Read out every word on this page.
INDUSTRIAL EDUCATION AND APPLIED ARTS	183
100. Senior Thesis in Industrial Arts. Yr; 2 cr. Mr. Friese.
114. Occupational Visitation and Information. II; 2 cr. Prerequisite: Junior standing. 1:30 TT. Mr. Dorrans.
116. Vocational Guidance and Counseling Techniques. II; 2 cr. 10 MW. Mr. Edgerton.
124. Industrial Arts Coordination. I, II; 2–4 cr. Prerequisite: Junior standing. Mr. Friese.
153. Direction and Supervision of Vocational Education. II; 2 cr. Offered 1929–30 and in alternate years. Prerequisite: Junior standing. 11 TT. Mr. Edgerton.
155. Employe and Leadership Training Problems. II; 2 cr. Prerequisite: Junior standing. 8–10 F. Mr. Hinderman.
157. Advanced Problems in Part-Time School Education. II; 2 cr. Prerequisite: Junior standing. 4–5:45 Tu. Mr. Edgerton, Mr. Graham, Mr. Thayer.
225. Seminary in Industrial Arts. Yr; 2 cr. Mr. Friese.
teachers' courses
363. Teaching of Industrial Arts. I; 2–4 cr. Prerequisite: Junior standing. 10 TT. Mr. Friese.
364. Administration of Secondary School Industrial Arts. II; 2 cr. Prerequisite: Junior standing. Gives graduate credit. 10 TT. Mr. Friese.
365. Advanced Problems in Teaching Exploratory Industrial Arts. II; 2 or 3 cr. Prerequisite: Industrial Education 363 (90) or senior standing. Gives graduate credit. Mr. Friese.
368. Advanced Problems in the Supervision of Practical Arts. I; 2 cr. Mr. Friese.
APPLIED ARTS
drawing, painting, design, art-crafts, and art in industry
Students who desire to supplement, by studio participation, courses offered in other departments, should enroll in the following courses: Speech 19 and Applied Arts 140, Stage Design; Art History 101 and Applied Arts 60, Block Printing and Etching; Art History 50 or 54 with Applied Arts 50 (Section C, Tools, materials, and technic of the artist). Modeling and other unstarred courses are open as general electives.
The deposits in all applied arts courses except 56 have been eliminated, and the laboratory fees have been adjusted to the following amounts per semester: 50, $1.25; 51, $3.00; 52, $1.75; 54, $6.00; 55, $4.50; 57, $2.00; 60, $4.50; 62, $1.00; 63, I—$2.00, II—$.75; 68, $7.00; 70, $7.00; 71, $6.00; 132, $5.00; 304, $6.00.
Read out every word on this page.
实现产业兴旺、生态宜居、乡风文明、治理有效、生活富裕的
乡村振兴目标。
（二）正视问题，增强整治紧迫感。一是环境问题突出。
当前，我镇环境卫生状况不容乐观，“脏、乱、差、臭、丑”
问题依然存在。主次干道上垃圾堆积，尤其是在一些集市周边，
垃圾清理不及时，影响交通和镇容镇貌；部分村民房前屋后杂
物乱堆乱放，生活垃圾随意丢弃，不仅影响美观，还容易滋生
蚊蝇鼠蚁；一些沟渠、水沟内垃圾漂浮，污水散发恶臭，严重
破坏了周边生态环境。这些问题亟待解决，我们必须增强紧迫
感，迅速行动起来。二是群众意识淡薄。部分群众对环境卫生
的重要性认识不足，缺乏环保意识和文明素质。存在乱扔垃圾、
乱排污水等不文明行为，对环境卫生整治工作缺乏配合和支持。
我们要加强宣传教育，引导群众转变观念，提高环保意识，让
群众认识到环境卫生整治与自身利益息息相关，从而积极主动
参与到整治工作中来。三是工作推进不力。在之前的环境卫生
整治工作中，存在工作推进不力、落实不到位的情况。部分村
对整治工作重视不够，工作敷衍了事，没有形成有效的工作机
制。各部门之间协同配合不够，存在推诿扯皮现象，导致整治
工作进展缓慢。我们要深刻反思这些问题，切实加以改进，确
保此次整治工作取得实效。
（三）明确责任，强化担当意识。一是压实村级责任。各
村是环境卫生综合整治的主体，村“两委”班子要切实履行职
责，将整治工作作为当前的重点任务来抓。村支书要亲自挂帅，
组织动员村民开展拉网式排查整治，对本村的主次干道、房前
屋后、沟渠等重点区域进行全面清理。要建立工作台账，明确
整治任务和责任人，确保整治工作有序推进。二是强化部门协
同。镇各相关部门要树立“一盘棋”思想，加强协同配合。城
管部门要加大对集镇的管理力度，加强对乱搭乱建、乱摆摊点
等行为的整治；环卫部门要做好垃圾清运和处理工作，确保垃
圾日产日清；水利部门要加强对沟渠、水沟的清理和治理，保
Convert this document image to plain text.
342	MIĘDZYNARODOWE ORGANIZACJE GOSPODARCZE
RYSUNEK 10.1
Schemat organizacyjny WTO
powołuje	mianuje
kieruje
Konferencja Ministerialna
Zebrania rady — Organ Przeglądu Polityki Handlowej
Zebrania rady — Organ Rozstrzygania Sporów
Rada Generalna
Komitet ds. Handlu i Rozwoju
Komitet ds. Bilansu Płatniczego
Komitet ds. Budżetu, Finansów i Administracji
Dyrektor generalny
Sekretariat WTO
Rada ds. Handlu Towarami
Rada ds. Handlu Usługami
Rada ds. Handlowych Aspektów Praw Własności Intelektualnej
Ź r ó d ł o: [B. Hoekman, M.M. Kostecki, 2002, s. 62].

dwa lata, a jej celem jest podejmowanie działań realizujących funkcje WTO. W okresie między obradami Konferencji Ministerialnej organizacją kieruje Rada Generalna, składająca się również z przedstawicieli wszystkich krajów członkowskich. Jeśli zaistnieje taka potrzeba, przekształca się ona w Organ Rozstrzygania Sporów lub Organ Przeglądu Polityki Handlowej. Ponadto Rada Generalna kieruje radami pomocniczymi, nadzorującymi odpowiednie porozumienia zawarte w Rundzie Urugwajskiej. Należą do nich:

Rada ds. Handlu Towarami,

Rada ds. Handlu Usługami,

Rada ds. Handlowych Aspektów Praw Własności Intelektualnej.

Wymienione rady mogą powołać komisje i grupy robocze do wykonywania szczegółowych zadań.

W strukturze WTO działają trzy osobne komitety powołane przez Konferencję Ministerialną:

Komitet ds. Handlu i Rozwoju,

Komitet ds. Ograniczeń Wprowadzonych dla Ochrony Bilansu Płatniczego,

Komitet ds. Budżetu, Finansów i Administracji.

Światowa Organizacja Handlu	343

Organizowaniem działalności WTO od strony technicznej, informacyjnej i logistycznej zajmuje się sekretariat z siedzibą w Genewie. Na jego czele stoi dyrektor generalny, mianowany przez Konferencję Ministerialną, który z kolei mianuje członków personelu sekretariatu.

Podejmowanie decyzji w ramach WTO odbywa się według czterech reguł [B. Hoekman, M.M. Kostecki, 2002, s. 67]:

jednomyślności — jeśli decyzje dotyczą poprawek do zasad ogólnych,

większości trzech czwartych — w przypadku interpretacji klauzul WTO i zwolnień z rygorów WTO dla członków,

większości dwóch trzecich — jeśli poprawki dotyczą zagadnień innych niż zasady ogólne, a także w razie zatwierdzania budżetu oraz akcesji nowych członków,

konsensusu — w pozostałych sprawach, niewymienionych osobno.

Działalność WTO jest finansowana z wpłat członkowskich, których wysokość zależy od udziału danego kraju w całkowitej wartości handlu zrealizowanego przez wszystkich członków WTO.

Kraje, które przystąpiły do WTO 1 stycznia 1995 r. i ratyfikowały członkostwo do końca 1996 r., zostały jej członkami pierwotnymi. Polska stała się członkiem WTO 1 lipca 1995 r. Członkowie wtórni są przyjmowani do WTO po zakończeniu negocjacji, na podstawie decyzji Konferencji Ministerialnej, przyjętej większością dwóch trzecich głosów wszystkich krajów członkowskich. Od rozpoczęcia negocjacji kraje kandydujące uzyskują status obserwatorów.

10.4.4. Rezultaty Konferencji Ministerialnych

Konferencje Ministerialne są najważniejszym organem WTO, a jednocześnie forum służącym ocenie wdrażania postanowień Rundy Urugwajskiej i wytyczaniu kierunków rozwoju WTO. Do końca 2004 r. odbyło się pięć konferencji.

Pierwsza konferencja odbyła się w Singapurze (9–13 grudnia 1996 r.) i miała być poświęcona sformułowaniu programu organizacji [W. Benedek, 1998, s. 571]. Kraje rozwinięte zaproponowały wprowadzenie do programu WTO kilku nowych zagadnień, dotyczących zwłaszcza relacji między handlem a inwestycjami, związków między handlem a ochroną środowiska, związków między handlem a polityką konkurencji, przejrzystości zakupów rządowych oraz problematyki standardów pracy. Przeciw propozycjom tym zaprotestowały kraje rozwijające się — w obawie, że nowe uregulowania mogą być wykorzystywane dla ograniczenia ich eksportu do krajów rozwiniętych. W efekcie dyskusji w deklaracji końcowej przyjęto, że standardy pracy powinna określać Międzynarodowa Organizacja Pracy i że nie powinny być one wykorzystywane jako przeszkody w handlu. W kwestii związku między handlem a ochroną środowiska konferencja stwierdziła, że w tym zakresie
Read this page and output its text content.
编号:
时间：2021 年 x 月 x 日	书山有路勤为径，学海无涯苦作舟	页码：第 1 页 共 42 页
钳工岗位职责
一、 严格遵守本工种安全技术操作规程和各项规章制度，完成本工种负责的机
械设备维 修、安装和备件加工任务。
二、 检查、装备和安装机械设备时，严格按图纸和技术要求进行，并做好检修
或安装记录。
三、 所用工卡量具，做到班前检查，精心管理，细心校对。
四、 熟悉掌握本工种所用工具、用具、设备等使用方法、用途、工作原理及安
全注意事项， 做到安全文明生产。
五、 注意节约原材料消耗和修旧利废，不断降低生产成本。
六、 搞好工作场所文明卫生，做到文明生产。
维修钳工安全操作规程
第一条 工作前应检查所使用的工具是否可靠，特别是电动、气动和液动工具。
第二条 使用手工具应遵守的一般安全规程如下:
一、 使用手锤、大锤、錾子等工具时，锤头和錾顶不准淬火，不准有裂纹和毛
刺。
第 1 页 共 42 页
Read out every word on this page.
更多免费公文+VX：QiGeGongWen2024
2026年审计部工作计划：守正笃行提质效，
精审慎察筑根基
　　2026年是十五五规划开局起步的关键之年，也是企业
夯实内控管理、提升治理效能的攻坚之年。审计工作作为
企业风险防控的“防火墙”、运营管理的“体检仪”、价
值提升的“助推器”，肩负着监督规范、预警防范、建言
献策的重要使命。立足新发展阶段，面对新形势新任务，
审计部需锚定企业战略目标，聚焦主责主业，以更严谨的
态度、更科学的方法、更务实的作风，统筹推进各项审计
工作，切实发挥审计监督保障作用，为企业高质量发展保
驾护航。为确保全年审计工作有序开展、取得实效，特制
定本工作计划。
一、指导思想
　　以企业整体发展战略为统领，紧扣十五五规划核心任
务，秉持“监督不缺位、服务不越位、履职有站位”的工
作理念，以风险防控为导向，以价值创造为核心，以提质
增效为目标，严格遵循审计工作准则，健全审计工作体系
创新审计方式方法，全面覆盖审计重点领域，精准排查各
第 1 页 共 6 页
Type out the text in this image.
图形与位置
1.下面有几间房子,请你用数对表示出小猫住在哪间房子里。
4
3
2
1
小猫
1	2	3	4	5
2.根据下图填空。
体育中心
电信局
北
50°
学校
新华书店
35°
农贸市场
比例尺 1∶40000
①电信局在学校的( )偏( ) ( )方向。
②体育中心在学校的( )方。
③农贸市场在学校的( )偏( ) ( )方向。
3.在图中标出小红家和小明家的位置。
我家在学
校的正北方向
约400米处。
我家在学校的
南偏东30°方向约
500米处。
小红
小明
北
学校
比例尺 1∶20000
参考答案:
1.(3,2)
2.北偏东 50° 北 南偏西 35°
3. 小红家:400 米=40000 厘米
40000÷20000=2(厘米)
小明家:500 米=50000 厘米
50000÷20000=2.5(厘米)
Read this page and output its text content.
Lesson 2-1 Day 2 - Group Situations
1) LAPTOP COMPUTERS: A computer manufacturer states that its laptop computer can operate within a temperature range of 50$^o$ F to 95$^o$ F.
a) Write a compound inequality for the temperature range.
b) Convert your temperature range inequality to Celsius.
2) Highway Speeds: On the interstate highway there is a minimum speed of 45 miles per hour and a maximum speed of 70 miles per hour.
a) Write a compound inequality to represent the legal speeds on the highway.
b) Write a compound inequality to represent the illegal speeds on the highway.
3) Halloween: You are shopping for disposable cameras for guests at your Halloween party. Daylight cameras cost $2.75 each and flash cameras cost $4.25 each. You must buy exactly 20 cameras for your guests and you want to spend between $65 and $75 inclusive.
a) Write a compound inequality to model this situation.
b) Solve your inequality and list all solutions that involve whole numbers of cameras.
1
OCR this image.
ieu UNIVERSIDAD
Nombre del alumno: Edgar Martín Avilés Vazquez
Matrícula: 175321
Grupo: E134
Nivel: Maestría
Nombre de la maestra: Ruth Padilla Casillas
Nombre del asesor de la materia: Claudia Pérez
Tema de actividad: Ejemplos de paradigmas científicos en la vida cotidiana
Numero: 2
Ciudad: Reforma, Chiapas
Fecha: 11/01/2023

===

Choose all lines containing the string "oraz" and copy them out.

#### Answer for the task
większości dwóch trzecich — jeśli poprawki dotyczą zagadnień innych niż zasady ogólne, a także w razie zatwierdzania budżetu oraz akcesji nowych członków,
Pierwsza konferencja odbyła się w Singapurze (9–13 grudnia 1996 r.) i miała być poświęcona sformułowaniu programu organizacji [W. Benedek, 1998, s. 571]. Kraje rozwinięte zaproponowały wprowadzenie do programu WTO kilku nowych zagadnień, dotyczących zwłaszcza relacji między handlem a inwestycjami, związków między handlem a ochroną środowiska, związków między handlem a polityką konkurencji, przejrzystości zakupów rządowych oraz problematyki standardów pracy. Przeciw propozycjom tym zaprotestowały kraje rozwijające się — w obawie, że nowe uregulowania mogą być wykorzystywane dla ograniczenia ich eksportu do krajów rozwiniętych. W efekcie dyskusji w deklaracji końcowej przyjęto, że standardy pracy powinna określać Międzynarodowa Organizacja Pracy i że nie powinny być one wykorzystywane jako przeszkody w handlu. W kwestii związku między handlem a ochroną środowiska konferencja stwierdziła, że w tym zakresie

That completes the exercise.